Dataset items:
====================

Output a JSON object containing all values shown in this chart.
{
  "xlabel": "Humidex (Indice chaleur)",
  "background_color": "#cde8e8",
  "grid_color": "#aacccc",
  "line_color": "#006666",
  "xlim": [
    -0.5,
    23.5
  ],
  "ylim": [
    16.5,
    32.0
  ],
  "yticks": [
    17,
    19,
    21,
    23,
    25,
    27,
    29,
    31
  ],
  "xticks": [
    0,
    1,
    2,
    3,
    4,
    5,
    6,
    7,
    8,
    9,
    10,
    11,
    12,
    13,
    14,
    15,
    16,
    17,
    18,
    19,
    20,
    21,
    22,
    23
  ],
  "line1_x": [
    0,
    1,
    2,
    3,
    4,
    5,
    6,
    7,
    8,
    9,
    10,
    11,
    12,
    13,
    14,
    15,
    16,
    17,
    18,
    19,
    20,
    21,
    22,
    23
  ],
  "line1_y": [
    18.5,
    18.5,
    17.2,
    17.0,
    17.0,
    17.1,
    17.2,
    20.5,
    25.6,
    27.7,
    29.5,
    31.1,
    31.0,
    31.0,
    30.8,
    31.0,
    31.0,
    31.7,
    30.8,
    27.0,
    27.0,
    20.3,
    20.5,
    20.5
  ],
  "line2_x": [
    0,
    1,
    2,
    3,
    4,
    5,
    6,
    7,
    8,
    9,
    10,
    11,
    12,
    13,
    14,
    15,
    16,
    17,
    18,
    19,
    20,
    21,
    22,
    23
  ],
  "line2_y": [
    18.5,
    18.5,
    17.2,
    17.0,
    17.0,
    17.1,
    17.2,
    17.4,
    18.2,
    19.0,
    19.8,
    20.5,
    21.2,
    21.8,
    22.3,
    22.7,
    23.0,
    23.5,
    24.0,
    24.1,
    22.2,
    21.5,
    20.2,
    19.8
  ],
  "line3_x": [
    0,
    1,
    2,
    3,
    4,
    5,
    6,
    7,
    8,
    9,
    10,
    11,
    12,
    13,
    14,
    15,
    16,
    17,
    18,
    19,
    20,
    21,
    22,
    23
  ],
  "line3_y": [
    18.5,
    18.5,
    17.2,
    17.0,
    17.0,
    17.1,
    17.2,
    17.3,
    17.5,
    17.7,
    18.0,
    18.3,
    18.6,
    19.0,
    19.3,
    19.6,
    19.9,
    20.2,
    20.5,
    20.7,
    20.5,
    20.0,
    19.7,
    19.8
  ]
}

====================

Please reproduce each line exactly as written.

Written answer:
Output a JSON object containing all values shown in this chart.
{
  "xlabel": "Humidex (Indice chaleur)",
  "background_color": "#cde8e8",
  "grid_color": "#aacccc",
  "line_color": "#006666",
  "xlim": [
    -0.5,
    23.5
  ],
  "ylim": [
    16.5,
    32.0
  ],
  "yticks": [
    17,
    19,
    21,
    23,
    25,
    27,
    29,
    31
  ],
  "xticks": [
    0,
    1,
    2,
    3,
    4,
    5,
    6,
    7,
    8,
    9,
    10,
    11,
    12,
    13,
    14,
    15,
    16,
    17,
    18,
    19,
    20,
    21,
    22,
    23
  ],
  "line1_x": [
    0,
    1,
    2,
    3,
    4,
    5,
    6,
    7,
    8,
    9,
    10,
    11,
    12,
    13,
    14,
    15,
    16,
    17,
    18,
    19,
    20,
    21,
    22,
    23
  ],
  "line1_y": [
    18.5,
    18.5,
    17.2,
    17.0,
    17.0,
    17.1,
    17.2,
    20.5,
    25.6,
    27.7,
    29.5,
    31.1,
    31.0,
    31.0,
    30.8,
    31.0,
    31.0,
    31.7,
    30.8,
    27.0,
    27.0,
    20.3,
    20.5,
    20.5
  ],
  "line2_x": [
    0,
    1,
    2,
    3,
    4,
    5,
    6,
    7,
    8,
    9,
    10,
    11,
    12,
    13,
    14,
    15,
    16,
    17,
    18,
    19,
    20,
    21,
    22,
    23
  ],
  "line2_y": [
    18.5,
    18.5,
    17.2,
    17.0,
    17.0,
    17.1,
    17.2,
    17.4,
    18.2,
    19.0,
    19.8,
    20.5,
    21.2,
    21.8,
    22.3,
    22.7,
    23.0,
    23.5,
    24.0,
    24.1,
    22.2,
    21.5,
    20.2,
    19.8
  ],
  "line3_x": [
    0,
    1,
    2,
    3,
    4,
    5,
    6,
    7,
    8,
    9,
    10,
    11,
    12,
    13,
    14,
    15,
    16,
    17,
    18,
    19,
    20,
    21,
    22,
    23
  ],
  "line3_y": [
    18.5,
    18.5,
    17.2,
    17.0,
    17.0,
    17.1,
    17.2,
    17.3,
    17.5,
    17.7,
    18.0,
    18.3,
    18.6,
    19.0,
    19.3,
    19.6,
    19.9,
    20.2,
    20.5,
    20.7,
    20.5,
    20.0,
    19.7,
    19.8
  ]
}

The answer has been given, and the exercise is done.